--- START OF Records for this exercise ---

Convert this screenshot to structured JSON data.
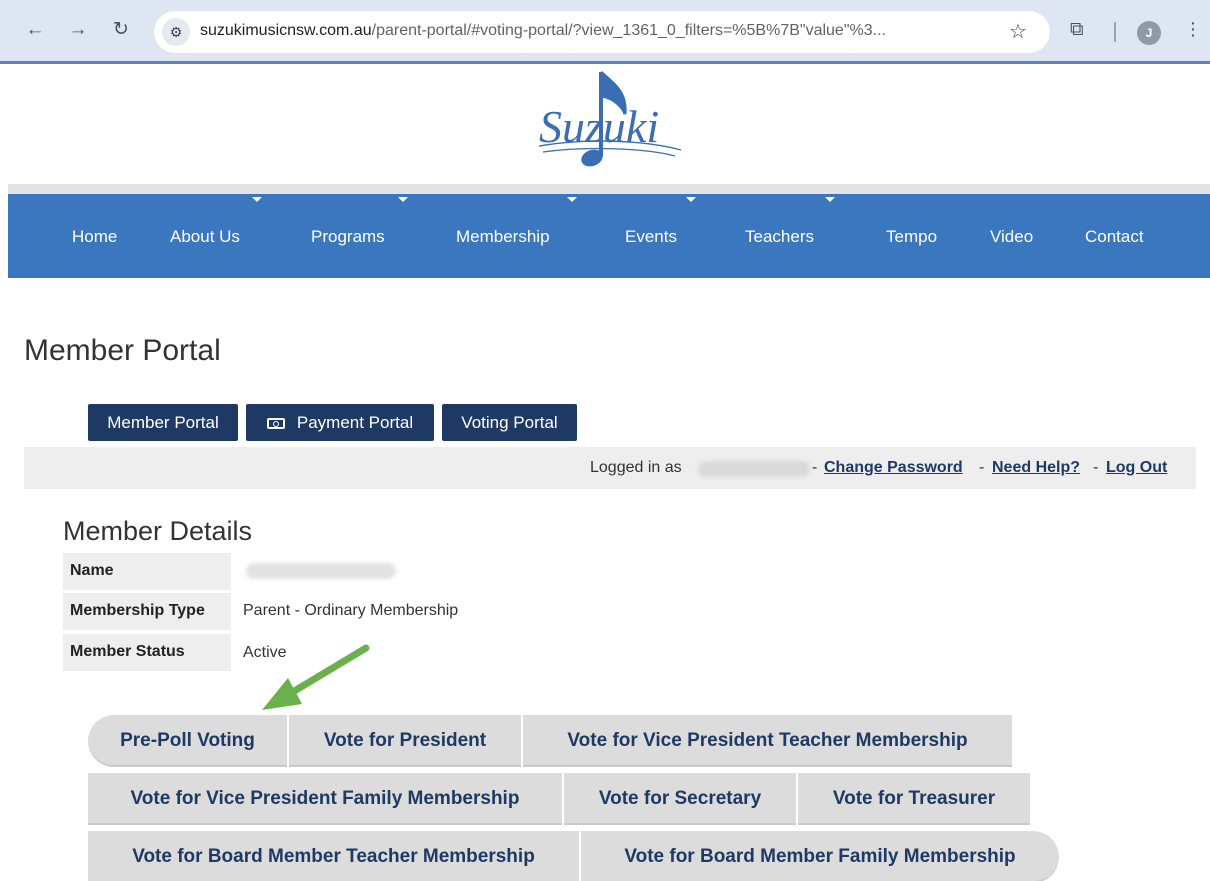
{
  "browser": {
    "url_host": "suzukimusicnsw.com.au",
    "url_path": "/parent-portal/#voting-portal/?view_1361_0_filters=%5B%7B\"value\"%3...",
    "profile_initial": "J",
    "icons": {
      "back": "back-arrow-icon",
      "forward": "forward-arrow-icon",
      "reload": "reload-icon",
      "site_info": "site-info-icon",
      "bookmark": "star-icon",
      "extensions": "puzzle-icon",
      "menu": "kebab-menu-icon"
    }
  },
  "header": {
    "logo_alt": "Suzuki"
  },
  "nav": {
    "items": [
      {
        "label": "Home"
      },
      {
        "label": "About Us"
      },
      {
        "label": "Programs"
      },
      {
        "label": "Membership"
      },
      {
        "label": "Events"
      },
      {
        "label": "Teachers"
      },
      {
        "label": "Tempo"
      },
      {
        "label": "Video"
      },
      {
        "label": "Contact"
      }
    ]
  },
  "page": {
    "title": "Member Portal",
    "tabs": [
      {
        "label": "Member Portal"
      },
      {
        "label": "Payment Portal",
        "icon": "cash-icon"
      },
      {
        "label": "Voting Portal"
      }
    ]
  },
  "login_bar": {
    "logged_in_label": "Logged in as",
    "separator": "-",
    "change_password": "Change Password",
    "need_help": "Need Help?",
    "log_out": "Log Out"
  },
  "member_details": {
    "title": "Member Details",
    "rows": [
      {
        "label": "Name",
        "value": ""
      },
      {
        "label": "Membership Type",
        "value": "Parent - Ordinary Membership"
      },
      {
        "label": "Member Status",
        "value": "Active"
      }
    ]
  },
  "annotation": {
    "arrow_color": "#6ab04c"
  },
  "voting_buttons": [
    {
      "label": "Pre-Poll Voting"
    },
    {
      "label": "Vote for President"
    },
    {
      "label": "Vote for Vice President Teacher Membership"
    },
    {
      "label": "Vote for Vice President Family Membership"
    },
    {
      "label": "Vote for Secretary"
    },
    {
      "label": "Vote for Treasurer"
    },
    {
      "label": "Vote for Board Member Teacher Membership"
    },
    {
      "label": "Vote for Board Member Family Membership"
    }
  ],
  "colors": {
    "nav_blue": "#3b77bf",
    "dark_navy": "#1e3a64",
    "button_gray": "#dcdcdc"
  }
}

--- END OF Records for this exercise ---

## Set problem
Leave the pictures out and copy the rest of the data exactly.

## Result of the exercise
Convert this screenshot to structured JSON data.
{
  "browser": {
    "url_host": "suzukimusicnsw.com.au",
    "url_path": "/parent-portal/#voting-portal/?view_1361_0_filters=%5B%7B\"value\"%3...",
    "profile_initial": "J",
    "icons": {
      "back": "back-arrow-icon",
      "forward": "forward-arrow-icon",
      "reload": "reload-icon",
      "site_info": "site-info-icon",
      "bookmark": "star-icon",
      "extensions": "puzzle-icon",
      "menu": "kebab-menu-icon"
    }
  },
  "header": {
    "logo_alt": "Suzuki"
  },
  "nav": {
    "items": [
      {
        "label": "Home"
      },
      {
        "label": "About Us"
      },
      {
        "label": "Programs"
      },
      {
        "label": "Membership"
      },
      {
        "label": "Events"
      },
      {
        "label": "Teachers"
      },
      {
        "label": "Tempo"
      },
      {
        "label": "Video"
      },
      {
        "label": "Contact"
      }
    ]
  },
  "page": {
    "title": "Member Portal",
    "tabs": [
      {
        "label": "Member Portal"
      },
      {
        "label": "Payment Portal",
        "icon": "cash-icon"
      },
      {
        "label": "Voting Portal"
      }
    ]
  },
  "login_bar": {
    "logged_in_label": "Logged in as",
    "separator": "-",
    "change_password": "Change Password",
    "need_help": "Need Help?",
    "log_out": "Log Out"
  },
  "member_details": {
    "title": "Member Details",
    "rows": [
      {
        "label": "Name",
        "value": ""
      },
      {
        "label": "Membership Type",
        "value": "Parent - Ordinary Membership"
      },
      {
        "label": "Member Status",
        "value": "Active"
      }
    ]
  },
  "annotation": {
    "arrow_color": "#6ab04c"
  },
  "voting_buttons": [
    {
      "label": "Pre-Poll Voting"
    },
    {
      "label": "Vote for President"
    },
    {
      "label": "Vote for Vice President Teacher Membership"
    },
    {
      "label": "Vote for Vice President Family Membership"
    },
    {
      "label": "Vote for Secretary"
    },
    {
      "label": "Vote for Treasurer"
    },
    {
      "label": "Vote for Board Member Teacher Membership"
    },
    {
      "label": "Vote for Board Member Family Membership"
    }
  ],
  "colors": {
    "nav_blue": "#3b77bf",
    "dark_navy": "#1e3a64",
    "button_gray": "#dcdcdc"
  }
}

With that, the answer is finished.